• [TO DO]:
Copy out all lines with the word "label" in them.

(Rows from a dataset)
┄┄┄┄┄┄┄┄┄┄┄┄┄┄┄┄┄┄┄┄

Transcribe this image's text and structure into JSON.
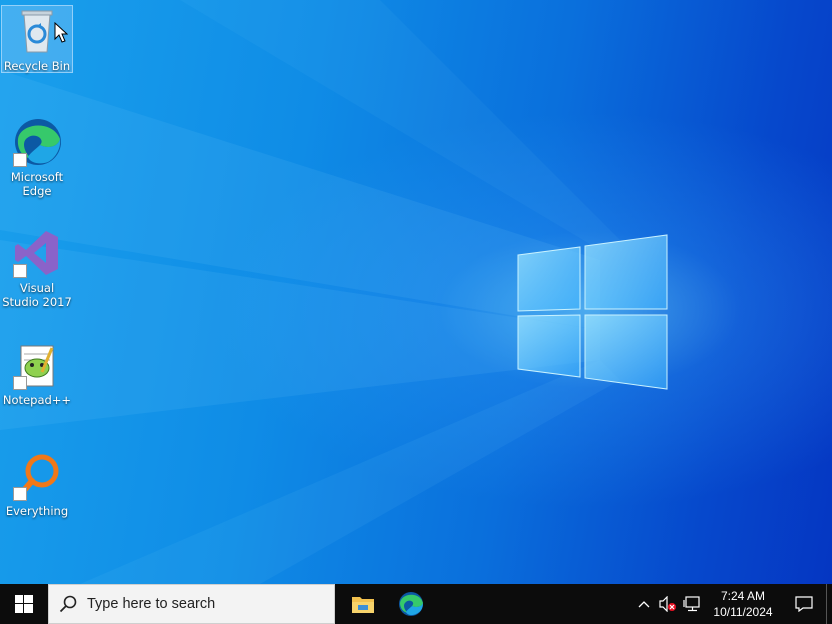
{
  "desktop": {
    "icons": [
      {
        "label": "Recycle Bin",
        "icon": "recycle-bin-icon"
      },
      {
        "label": "Microsoft Edge",
        "icon": "edge-icon"
      },
      {
        "label": "Visual Studio 2017",
        "icon": "visual-studio-icon"
      },
      {
        "label": "Notepad++",
        "icon": "notepad-plus-plus-icon"
      },
      {
        "label": "Everything",
        "icon": "everything-search-icon"
      }
    ]
  },
  "taskbar": {
    "search_placeholder": "Type here to search",
    "pinned": [
      {
        "name": "File Explorer",
        "icon": "file-explorer-icon"
      },
      {
        "name": "Microsoft Edge",
        "icon": "edge-icon"
      }
    ],
    "clock": {
      "time": "7:24 AM",
      "date": "10/11/2024"
    }
  },
  "colors": {
    "desktop_accent": "#0a6fdc",
    "taskbar": "#0c0c0c",
    "search_box": "#f3f3f3"
  }
}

┄┄┄┄┄┄┄┄┄┄┄┄┄┄┄┄┄┄┄┄

• [ANSWER IN FULL]:
        "label": "Recycle Bin",
        "label": "Microsoft Edge",
        "label": "Visual Studio 2017",
        "label": "Notepad++",
        "label": "Everything",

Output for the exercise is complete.